Recorded data start

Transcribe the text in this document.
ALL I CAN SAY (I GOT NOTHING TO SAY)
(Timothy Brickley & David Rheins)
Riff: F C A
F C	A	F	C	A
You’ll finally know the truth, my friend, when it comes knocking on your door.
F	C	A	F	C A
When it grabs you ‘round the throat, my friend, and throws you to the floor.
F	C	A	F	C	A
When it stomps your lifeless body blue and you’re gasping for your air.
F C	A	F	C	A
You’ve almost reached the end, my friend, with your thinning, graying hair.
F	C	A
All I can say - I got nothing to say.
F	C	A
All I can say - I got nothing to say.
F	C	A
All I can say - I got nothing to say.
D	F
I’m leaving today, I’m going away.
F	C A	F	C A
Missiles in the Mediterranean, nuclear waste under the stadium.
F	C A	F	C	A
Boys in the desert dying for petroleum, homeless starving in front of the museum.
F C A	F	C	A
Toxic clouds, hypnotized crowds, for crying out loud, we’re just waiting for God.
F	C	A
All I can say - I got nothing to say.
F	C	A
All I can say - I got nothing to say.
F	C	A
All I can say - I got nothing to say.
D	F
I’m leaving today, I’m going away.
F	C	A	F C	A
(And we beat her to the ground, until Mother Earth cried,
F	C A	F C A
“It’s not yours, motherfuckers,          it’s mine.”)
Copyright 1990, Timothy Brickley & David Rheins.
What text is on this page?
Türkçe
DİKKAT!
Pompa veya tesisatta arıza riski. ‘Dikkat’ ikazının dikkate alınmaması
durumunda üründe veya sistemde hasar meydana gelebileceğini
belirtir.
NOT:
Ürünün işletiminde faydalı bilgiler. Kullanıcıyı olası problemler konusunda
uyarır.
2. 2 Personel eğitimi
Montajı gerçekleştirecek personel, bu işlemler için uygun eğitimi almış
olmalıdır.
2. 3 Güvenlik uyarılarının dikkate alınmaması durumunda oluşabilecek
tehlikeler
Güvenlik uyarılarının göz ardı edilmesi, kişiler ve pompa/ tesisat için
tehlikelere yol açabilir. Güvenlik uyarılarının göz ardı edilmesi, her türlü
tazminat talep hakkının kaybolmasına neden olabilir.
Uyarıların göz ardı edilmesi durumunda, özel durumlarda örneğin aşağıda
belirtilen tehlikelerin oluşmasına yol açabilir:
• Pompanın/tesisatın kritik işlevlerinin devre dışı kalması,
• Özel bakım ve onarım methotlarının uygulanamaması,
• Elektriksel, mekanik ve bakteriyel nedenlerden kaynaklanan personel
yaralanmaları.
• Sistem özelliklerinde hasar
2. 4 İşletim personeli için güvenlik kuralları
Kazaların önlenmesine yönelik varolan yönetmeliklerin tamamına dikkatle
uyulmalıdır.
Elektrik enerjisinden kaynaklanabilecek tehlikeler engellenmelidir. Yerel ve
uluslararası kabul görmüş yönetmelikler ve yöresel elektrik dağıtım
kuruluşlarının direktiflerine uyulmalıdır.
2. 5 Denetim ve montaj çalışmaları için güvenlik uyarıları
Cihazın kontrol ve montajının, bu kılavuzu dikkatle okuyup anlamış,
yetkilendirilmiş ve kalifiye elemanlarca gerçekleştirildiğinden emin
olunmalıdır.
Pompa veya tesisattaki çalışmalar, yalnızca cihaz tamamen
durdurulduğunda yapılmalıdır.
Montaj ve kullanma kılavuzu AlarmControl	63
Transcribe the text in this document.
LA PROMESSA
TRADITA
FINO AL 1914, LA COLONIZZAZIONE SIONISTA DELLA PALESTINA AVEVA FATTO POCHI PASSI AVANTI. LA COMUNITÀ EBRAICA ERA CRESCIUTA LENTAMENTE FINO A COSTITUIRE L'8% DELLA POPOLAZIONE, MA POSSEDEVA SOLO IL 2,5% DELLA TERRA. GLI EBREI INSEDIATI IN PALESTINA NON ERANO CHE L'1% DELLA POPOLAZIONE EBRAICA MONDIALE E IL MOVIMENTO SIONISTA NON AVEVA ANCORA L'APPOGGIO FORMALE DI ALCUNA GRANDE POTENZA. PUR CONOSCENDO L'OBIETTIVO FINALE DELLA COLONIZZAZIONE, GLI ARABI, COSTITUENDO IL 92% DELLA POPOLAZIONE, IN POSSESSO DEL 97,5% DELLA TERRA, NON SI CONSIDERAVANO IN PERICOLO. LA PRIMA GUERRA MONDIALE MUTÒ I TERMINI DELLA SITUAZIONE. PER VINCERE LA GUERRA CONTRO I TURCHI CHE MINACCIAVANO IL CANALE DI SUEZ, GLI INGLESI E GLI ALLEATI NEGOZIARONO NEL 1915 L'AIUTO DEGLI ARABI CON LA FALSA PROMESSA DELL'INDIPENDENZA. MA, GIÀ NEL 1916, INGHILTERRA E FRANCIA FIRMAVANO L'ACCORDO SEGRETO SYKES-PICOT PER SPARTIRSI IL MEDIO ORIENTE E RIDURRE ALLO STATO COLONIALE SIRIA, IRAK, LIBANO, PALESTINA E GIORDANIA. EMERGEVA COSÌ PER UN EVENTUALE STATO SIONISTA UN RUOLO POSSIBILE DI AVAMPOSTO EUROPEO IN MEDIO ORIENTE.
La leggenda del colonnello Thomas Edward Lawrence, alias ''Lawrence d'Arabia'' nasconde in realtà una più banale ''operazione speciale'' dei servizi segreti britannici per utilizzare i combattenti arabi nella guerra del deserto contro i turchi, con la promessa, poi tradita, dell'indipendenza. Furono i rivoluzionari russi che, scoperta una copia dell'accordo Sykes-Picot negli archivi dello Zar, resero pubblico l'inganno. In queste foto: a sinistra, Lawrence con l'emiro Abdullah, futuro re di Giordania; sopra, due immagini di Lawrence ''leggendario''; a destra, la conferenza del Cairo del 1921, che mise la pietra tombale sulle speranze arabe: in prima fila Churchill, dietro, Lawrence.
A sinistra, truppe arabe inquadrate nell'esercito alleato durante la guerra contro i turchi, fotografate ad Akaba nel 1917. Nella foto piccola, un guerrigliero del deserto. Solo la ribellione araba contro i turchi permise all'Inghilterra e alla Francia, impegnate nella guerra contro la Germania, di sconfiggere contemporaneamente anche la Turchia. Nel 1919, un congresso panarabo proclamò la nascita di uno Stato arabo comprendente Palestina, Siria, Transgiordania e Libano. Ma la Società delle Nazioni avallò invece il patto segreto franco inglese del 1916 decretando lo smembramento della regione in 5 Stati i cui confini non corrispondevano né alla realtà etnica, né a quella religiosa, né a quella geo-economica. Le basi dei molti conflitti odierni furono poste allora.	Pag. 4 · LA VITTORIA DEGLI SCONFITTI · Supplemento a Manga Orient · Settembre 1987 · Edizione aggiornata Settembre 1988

Recorded data end

Objective:
Look over the material above and show each line where "açabilir" appears.

Response:
tehlikelere yol açabilir. Güvenlik uyarılarının göz ardı edilmesi, her türlü
belirtilen tehlikelerin oluşmasına yol açabilir:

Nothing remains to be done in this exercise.